» **What you need to do**
Explain, in one to three sentences, why the texture surface passage below recommends square textures.

» **Supplied passage**
BEGIN
As I said before, its pretty similar to creating normal DD surfaces, but we must enumerate the surface to make sure it supports 16bit surfaces. We must also set the caps to include DDSCAPS_TEXTURE, this is so that the surface knows it has to store a texture. If we are using a HAL device then its more efficient to let the device manage the textures, this basically means that textures that are going to be used are moved to video memory, and the others are put wherever they fit.

You can specify the size of the texture by passing the width and height variable to the function, but if you want the texture to be the size its saved as then just set these values to zero.

Texture surfaces should have their width and height set to lengths that are powers of 2, eg. 16x16, 32x32, 64x64, 128x128, 256x256 etc. They should also never be larger than 256x256 because most video cards don't support textures larger than this. Its possible to use odd shaped textures, eg. 256x128 or 32x64, but again not all cards support these surfaces, so its best to use square textures.
END
» **Dataset extract**
BEGIN
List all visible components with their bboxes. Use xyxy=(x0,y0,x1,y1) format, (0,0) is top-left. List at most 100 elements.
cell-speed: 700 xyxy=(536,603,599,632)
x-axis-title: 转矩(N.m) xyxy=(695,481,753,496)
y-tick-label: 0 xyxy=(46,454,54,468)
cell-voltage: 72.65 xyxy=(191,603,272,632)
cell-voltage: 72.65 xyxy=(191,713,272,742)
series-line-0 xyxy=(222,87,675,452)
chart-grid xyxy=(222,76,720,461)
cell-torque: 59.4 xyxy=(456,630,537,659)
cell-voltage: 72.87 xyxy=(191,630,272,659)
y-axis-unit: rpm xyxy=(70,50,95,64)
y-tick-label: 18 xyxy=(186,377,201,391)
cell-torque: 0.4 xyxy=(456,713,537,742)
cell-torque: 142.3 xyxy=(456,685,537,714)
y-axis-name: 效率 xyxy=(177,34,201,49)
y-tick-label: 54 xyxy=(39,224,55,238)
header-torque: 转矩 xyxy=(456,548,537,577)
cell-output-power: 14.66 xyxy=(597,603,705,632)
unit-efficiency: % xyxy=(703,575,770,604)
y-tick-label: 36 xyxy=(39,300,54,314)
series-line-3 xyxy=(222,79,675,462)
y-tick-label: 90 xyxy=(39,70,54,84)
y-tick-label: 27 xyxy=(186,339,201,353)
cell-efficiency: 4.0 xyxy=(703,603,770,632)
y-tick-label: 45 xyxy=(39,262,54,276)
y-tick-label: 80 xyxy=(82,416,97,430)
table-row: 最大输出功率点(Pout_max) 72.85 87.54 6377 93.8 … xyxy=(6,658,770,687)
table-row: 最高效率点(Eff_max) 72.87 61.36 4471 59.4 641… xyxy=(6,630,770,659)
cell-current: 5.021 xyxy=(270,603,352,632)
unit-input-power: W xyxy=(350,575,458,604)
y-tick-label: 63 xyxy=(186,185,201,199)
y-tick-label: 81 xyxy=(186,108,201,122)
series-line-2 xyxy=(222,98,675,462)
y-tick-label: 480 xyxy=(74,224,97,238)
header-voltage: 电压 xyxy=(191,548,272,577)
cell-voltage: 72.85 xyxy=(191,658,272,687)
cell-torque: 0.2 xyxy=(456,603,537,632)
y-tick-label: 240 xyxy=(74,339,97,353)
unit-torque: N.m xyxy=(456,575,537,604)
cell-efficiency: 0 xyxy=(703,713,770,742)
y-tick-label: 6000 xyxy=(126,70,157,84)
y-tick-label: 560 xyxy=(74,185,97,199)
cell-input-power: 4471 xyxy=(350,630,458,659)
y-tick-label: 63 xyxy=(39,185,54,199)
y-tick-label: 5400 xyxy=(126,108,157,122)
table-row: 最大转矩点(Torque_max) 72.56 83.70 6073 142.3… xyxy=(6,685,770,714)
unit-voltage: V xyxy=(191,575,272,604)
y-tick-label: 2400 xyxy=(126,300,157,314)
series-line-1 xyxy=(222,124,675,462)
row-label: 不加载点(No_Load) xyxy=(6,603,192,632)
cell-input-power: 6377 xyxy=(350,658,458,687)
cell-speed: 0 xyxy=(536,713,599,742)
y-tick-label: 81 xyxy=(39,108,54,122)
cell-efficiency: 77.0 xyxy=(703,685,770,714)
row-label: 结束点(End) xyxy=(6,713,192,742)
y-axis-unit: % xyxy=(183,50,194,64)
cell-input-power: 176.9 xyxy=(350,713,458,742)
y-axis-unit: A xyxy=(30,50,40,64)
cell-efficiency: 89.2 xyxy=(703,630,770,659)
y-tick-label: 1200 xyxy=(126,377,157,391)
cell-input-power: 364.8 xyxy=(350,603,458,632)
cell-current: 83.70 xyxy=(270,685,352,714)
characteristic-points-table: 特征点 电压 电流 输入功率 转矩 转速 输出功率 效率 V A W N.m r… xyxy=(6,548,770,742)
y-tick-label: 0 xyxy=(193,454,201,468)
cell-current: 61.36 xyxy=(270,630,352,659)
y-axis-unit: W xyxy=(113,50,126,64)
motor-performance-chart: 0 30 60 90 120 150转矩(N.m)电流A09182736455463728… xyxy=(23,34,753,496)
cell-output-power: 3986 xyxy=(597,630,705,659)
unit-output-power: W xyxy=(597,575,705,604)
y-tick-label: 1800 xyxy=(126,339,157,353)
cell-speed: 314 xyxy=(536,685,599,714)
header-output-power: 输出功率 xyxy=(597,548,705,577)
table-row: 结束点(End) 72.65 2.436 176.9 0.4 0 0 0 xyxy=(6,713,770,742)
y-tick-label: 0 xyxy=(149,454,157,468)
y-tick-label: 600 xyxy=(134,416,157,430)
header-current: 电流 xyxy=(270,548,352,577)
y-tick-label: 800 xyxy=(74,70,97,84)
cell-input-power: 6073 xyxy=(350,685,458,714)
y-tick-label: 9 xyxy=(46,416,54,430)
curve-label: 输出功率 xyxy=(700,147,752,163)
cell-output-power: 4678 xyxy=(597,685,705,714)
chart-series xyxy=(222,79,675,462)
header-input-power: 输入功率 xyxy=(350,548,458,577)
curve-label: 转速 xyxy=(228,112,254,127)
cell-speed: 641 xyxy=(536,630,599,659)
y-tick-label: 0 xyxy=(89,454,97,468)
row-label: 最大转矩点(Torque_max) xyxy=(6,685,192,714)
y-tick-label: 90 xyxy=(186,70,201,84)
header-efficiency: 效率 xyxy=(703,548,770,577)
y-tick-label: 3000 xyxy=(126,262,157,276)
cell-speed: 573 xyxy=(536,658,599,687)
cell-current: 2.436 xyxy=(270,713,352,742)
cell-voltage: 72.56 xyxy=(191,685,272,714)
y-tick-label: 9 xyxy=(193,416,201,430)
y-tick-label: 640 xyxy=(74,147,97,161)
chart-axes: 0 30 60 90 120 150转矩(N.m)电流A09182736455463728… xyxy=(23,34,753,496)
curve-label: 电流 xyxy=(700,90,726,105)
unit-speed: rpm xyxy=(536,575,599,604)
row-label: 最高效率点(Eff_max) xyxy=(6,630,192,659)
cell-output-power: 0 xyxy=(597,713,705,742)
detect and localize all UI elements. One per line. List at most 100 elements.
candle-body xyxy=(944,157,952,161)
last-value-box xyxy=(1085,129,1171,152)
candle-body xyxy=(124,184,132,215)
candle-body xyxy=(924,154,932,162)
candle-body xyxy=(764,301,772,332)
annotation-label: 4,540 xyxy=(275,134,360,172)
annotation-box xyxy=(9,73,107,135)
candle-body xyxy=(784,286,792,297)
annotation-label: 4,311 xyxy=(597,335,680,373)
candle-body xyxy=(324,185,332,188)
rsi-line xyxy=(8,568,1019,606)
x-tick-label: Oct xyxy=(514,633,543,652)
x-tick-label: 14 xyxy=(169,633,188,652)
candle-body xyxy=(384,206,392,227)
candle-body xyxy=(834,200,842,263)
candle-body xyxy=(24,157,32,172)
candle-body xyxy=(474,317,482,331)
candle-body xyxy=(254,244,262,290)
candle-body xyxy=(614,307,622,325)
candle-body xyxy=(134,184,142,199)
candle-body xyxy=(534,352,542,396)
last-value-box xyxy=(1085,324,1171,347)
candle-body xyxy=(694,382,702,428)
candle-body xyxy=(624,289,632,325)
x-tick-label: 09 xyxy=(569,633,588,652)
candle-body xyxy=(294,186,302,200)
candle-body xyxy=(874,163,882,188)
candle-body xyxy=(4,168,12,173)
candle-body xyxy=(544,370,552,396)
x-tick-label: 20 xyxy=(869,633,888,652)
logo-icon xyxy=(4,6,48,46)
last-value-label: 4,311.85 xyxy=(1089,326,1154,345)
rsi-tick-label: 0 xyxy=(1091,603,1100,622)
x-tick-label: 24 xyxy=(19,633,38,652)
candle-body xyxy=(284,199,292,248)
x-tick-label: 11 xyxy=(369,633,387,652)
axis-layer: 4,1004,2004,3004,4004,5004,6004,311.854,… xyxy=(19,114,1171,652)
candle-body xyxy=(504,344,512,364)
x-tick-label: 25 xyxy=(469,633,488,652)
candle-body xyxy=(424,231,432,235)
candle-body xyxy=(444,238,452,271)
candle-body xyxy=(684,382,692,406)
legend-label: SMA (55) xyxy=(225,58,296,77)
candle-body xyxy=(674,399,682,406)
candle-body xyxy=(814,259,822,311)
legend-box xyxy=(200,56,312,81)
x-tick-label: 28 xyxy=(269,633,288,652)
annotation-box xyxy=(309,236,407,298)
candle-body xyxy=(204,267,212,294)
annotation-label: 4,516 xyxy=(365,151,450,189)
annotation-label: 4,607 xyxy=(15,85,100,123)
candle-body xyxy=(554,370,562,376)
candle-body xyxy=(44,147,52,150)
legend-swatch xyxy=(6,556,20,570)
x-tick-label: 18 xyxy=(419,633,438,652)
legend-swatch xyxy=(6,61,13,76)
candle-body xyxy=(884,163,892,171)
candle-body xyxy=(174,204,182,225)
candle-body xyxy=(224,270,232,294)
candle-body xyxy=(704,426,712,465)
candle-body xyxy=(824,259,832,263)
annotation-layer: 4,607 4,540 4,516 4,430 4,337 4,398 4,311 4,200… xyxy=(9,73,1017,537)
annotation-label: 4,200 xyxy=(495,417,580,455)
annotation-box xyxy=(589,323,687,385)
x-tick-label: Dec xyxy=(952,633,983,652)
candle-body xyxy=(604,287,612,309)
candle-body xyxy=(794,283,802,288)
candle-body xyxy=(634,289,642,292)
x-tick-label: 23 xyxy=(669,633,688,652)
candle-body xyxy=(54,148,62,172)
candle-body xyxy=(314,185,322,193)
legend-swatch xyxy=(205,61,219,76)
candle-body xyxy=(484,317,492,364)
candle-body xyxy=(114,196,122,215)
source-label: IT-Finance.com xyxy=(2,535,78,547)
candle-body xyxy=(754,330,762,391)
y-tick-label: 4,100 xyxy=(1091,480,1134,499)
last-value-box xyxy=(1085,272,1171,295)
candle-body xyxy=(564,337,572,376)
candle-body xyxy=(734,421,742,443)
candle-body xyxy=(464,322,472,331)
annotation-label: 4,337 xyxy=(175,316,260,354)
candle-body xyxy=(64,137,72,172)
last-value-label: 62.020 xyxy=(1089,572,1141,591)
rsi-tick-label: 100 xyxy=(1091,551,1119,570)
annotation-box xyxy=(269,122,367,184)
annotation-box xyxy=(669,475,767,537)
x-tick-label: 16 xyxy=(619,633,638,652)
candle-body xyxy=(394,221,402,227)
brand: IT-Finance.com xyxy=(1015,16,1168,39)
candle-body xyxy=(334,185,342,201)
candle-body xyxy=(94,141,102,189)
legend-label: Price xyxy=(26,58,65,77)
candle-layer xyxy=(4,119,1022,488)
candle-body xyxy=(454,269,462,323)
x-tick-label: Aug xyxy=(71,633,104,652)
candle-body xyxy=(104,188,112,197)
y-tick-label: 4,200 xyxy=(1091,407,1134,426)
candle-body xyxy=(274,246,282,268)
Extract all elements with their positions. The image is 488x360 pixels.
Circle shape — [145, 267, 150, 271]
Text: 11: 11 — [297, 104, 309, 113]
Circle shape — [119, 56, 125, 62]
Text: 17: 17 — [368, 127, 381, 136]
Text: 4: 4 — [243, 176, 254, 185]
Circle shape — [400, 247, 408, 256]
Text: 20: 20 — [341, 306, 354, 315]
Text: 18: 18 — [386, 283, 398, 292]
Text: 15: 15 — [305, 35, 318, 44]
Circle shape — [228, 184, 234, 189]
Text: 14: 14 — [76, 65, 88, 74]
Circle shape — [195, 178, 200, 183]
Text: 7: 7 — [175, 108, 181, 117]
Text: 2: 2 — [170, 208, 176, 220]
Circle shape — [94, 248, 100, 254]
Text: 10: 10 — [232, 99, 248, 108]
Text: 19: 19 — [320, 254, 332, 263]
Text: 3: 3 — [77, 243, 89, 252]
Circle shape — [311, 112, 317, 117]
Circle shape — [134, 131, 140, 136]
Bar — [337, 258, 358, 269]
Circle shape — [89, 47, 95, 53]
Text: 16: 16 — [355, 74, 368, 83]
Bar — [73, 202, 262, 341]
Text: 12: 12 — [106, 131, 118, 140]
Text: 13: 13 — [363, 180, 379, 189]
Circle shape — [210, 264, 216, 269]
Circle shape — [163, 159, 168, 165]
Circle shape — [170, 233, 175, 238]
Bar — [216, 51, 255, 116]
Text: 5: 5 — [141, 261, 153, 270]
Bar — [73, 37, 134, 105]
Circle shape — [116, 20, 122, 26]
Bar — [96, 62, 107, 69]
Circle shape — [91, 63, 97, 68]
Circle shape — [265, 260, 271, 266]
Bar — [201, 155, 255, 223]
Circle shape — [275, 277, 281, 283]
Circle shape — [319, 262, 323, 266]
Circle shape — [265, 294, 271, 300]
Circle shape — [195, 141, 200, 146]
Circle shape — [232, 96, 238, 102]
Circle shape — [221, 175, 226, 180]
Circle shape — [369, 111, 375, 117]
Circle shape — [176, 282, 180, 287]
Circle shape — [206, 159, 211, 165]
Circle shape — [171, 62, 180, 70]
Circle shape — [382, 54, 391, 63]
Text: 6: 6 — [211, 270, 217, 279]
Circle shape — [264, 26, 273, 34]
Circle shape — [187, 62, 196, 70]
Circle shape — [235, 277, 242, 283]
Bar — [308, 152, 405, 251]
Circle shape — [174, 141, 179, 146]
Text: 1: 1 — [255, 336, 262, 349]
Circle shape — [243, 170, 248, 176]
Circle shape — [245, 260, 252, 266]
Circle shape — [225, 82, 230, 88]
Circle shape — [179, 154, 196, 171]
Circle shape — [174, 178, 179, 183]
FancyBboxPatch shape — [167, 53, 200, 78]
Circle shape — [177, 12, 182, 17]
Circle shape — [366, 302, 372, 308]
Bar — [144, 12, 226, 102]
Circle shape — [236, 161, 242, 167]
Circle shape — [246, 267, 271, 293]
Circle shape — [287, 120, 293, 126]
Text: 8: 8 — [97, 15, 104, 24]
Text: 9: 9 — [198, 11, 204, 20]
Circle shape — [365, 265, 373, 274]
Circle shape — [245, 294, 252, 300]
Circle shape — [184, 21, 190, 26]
END
» **Written answer**
Odd-shaped textures such as 256x128 or 32x64 can be used, but not all cards support these surfaces. Square textures are therefore the safer choice.